→ **YOUR INSTRUCTIONS**:
Look for the word "title" in each line and report the count of matching lines, with nothing added.

→ **PROVIDED MATERIAL**:
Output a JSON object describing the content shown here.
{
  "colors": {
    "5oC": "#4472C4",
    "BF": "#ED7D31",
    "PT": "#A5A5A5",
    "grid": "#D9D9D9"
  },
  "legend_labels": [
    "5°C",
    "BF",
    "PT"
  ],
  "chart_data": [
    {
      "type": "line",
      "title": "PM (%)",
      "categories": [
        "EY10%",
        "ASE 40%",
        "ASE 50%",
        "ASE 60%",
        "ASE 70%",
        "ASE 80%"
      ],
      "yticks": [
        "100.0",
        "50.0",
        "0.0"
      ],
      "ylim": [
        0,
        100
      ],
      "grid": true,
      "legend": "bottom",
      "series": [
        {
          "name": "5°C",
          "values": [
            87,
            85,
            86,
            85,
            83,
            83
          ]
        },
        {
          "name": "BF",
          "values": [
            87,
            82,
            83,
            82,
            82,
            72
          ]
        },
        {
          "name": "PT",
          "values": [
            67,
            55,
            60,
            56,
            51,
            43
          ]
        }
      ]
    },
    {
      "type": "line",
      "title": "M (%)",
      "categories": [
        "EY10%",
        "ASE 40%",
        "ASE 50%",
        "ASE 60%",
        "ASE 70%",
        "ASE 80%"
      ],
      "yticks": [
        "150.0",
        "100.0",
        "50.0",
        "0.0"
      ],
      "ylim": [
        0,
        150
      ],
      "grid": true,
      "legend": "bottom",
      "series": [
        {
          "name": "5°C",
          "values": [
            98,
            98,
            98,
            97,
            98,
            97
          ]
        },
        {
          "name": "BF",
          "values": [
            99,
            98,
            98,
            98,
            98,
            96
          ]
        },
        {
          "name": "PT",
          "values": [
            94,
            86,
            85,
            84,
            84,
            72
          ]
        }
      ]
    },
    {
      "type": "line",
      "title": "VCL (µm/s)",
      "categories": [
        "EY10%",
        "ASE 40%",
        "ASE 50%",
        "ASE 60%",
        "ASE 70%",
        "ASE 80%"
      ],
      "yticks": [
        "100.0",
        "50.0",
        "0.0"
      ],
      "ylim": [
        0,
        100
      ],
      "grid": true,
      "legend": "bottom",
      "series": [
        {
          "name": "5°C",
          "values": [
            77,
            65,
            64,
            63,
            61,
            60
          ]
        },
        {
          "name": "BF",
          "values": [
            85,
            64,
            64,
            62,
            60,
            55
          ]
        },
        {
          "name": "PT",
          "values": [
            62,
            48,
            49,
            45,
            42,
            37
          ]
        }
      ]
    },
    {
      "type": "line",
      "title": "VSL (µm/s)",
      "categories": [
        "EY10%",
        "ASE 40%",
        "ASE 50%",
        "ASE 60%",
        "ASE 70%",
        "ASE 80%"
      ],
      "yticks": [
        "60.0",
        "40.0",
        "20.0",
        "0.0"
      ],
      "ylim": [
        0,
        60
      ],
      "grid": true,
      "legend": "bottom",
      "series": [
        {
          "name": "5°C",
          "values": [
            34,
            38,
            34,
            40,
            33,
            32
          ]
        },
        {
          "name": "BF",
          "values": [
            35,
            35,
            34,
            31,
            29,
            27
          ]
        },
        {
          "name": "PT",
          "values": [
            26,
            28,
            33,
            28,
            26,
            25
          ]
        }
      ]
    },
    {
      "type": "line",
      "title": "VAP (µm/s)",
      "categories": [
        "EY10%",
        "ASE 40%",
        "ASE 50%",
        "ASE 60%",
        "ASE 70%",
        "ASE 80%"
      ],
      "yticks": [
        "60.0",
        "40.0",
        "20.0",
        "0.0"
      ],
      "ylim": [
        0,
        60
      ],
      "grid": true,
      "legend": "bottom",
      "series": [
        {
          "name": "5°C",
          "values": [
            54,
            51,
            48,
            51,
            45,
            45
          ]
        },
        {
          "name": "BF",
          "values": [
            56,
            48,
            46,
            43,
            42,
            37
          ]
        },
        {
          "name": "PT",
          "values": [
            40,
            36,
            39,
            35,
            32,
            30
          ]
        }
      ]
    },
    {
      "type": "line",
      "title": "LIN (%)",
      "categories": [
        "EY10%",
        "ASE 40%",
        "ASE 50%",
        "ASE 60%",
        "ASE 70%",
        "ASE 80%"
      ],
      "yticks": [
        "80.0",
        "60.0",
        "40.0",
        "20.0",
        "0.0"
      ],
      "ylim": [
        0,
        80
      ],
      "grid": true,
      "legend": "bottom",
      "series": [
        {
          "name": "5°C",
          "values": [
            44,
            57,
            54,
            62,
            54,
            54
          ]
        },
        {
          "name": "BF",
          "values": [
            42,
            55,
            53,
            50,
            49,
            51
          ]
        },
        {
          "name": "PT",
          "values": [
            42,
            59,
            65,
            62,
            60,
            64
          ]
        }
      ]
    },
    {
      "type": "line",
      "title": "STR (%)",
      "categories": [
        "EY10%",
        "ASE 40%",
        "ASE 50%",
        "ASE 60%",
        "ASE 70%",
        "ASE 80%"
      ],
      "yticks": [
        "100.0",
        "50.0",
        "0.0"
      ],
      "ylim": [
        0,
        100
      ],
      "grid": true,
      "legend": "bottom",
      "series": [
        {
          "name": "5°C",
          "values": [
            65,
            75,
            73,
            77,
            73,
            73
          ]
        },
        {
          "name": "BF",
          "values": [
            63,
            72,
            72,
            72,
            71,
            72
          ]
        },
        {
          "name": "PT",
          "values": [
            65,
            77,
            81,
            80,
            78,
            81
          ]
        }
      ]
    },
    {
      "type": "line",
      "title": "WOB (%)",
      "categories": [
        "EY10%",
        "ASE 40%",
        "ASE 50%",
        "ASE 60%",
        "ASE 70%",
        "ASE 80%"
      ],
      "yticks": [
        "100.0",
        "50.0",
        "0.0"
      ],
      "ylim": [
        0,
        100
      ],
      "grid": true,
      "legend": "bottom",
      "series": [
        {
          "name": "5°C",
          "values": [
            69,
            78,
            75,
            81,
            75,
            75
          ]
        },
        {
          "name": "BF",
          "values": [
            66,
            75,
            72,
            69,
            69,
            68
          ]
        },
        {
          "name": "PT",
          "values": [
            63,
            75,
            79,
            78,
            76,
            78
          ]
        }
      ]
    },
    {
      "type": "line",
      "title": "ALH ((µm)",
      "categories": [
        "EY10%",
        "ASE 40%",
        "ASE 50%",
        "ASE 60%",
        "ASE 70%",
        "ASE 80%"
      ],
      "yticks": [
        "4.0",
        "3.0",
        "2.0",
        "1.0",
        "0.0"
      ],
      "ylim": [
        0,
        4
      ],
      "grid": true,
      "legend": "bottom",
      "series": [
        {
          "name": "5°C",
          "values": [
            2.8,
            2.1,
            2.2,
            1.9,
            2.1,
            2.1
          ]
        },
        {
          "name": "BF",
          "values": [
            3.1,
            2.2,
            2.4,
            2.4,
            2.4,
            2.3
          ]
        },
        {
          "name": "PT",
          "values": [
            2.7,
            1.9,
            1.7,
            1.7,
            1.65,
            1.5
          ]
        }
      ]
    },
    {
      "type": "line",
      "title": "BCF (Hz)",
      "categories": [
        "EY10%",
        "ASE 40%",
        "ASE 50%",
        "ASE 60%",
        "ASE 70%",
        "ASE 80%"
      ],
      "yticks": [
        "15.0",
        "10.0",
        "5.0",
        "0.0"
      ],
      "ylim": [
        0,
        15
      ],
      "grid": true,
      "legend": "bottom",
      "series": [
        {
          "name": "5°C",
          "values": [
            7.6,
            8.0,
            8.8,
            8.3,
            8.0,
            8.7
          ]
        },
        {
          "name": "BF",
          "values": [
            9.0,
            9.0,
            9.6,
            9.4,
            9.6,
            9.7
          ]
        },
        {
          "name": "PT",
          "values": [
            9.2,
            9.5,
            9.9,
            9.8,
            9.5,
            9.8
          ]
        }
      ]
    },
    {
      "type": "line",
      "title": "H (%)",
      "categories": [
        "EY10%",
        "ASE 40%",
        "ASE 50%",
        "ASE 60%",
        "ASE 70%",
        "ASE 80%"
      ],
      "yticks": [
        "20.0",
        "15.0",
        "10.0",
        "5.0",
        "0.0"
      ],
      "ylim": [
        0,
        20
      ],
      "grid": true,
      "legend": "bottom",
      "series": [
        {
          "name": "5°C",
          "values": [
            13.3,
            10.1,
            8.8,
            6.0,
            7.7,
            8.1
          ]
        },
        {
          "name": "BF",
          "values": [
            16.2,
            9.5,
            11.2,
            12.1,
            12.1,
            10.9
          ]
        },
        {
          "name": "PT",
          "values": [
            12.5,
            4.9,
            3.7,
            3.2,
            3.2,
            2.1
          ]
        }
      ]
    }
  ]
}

→ **RESPONSE FOR THIS EXERCISE**:
11